*EXERCISE DIRECTIONS*. Images are excluded; otherwise, output every record exactly.

*EXTRACTED DATA*.

·····

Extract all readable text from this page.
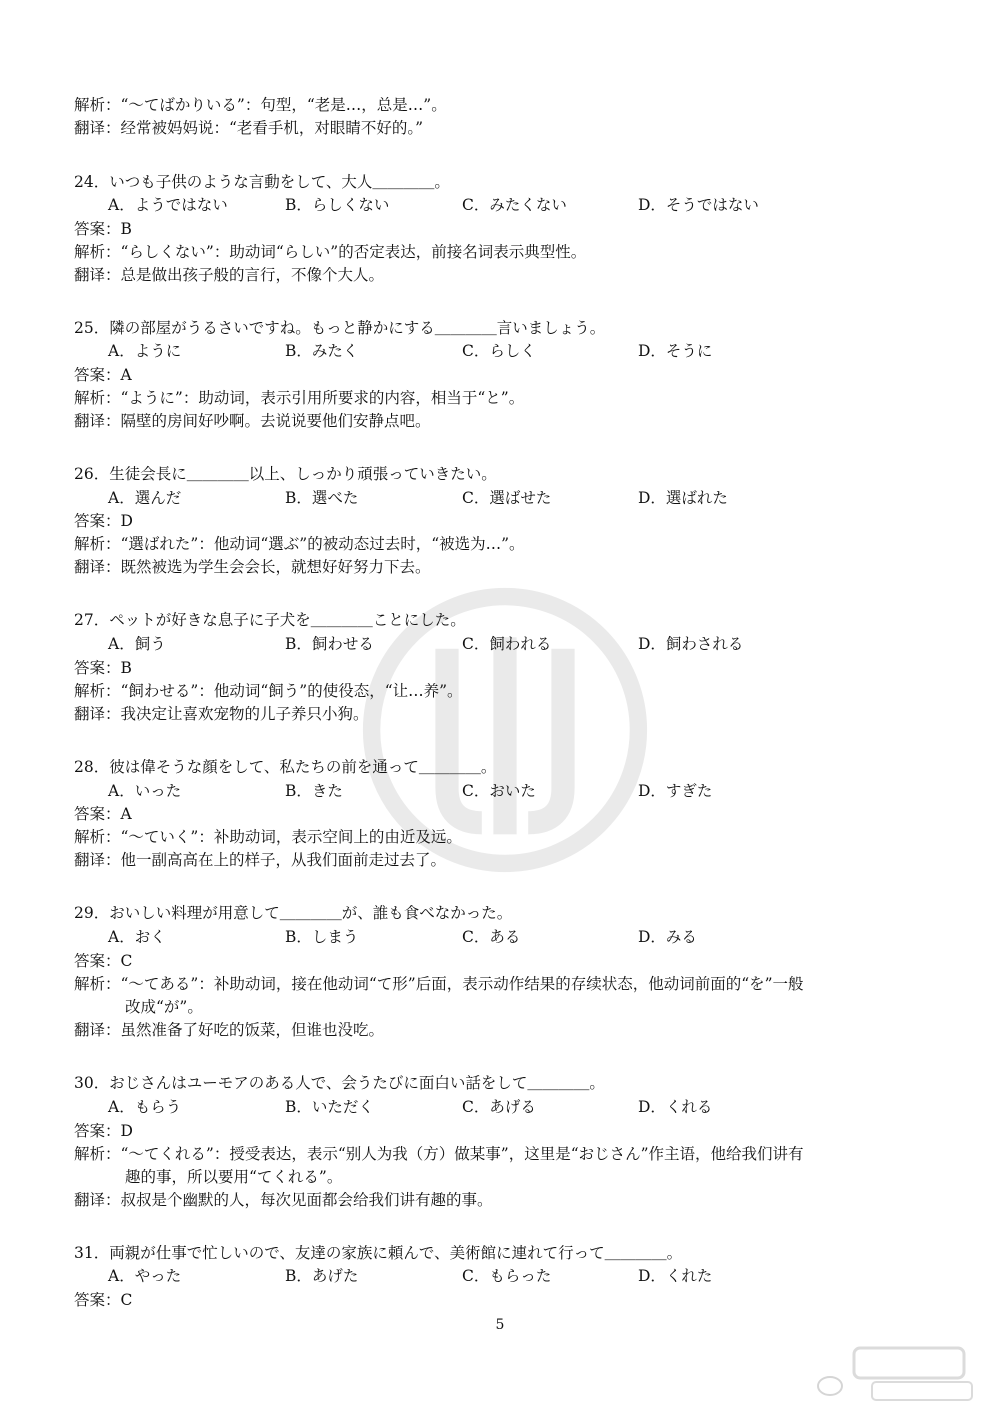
解析：“～てばかりいる”：句型，“老是…，总是…”。
翻译：经常被妈妈说：“老看手机，对眼睛不好的。”
24．いつも子供のような言動をして、大人＿＿＿＿。
A．ようではない	B．らしくない	C．みたくない	D．そうではない
答案：B
解析：“らしくない”：助动词“らしい”的否定表达，前接名词表示典型性。
翻译：总是做出孩子般的言行，不像个大人。
25．隣の部屋がうるさいですね。もっと静かにする＿＿＿＿言いましょう。
A．ように	B．みたく	C．らしく	D．そうに
答案：A
解析：“ように”：助动词，表示引用所要求的内容，相当于“と”。
翻译：隔壁的房间好吵啊。去说说要他们安静点吧。
26．生徒会長に＿＿＿＿以上、しっかり頑張っていきたい。
A．選んだ	B．選べた	C．選ばせた	D．選ばれた
答案：D
解析：“選ばれた”：他动词“選ぶ”的被动态过去时，“被选为…”。
翻译：既然被选为学生会会长，就想好好努力下去。
27．ペットが好きな息子に子犬を＿＿＿＿ことにした。
A．飼う	B．飼わせる	C．飼われる	D．飼わされる
答案：B
解析：“飼わせる”：他动词“飼う”的使役态，“让…养”。
翻译：我决定让喜欢宠物的儿子养只小狗。
28．彼は偉そうな顔をして、私たちの前を通って＿＿＿＿。
A．いった	B．きた	C．おいた	D．すぎた
答案：A
解析：“～ていく”：补助动词，表示空间上的由近及远。
翻译：他一副高高在上的样子，从我们面前走过去了。
29．おいしい料理が用意して＿＿＿＿が、誰も食べなかった。
A．おく	B．しまう	C．ある	D．みる
答案：C
解析：“～てある”：补助动词，接在他动词“て形”后面，表示动作结果的存续状态，他动词前面的“を”一般
改成“が”。
翻译：虽然准备了好吃的饭菜，但谁也没吃。
30．おじさんはユーモアのある人で、会うたびに面白い話をして＿＿＿＿。
A．もらう	B．いただく	C．あげる	D．くれる
答案：D
解析：“～てくれる”：授受表达，表示“别人为我（方）做某事”，这里是“おじさん”作主语，他给我们讲有
趣的事，所以要用“てくれる”。
翻译：叔叔是个幽默的人，每次见面都会给我们讲有趣的事。
31．両親が仕事で忙しいので、友達の家族に頼んで、美術館に連れて行って＿＿＿＿。
A．やった	B．あげた	C．もらった	D．くれた
答案：C
5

·····

*THE RESULT*.
Extract all readable text from this page.
解析：“～てばかりいる”：句型，“老是…，总是…”。
翻译：经常被妈妈说：“老看手机，对眼睛不好的。”
24．いつも子供のような言動をして、大人＿＿＿＿。
A．ようではない	B．らしくない	C．みたくない	D．そうではない
答案：B
解析：“らしくない”：助动词“らしい”的否定表达，前接名词表示典型性。
翻译：总是做出孩子般的言行，不像个大人。
25．隣の部屋がうるさいですね。もっと静かにする＿＿＿＿言いましょう。
A．ように	B．みたく	C．らしく	D．そうに
答案：A
解析：“ように”：助动词，表示引用所要求的内容，相当于“と”。
翻译：隔壁的房间好吵啊。去说说要他们安静点吧。
26．生徒会長に＿＿＿＿以上、しっかり頑張っていきたい。
A．選んだ	B．選べた	C．選ばせた	D．選ばれた
答案：D
解析：“選ばれた”：他动词“選ぶ”的被动态过去时，“被选为…”。
翻译：既然被选为学生会会长，就想好好努力下去。
27．ペットが好きな息子に子犬を＿＿＿＿ことにした。
A．飼う	B．飼わせる	C．飼われる	D．飼わされる
答案：B
解析：“飼わせる”：他动词“飼う”的使役态，“让…养”。
翻译：我决定让喜欢宠物的儿子养只小狗。
28．彼は偉そうな顔をして、私たちの前を通って＿＿＿＿。
A．いった	B．きた	C．おいた	D．すぎた
答案：A
解析：“～ていく”：补助动词，表示空间上的由近及远。
翻译：他一副高高在上的样子，从我们面前走过去了。
29．おいしい料理が用意して＿＿＿＿が、誰も食べなかった。
A．おく	B．しまう	C．ある	D．みる
答案：C
解析：“～てある”：补助动词，接在他动词“て形”后面，表示动作结果的存续状态，他动词前面的“を”一般
改成“が”。
翻译：虽然准备了好吃的饭菜，但谁也没吃。
30．おじさんはユーモアのある人で、会うたびに面白い話をして＿＿＿＿。
A．もらう	B．いただく	C．あげる	D．くれる
答案：D
解析：“～てくれる”：授受表达，表示“别人为我（方）做某事”，这里是“おじさん”作主语，他给我们讲有
趣的事，所以要用“てくれる”。
翻译：叔叔是个幽默的人，每次见面都会给我们讲有趣的事。
31．両親が仕事で忙しいので、友達の家族に頼んで、美術館に連れて行って＿＿＿＿。
A．やった	B．あげた	C．もらった	D．くれた
答案：C
5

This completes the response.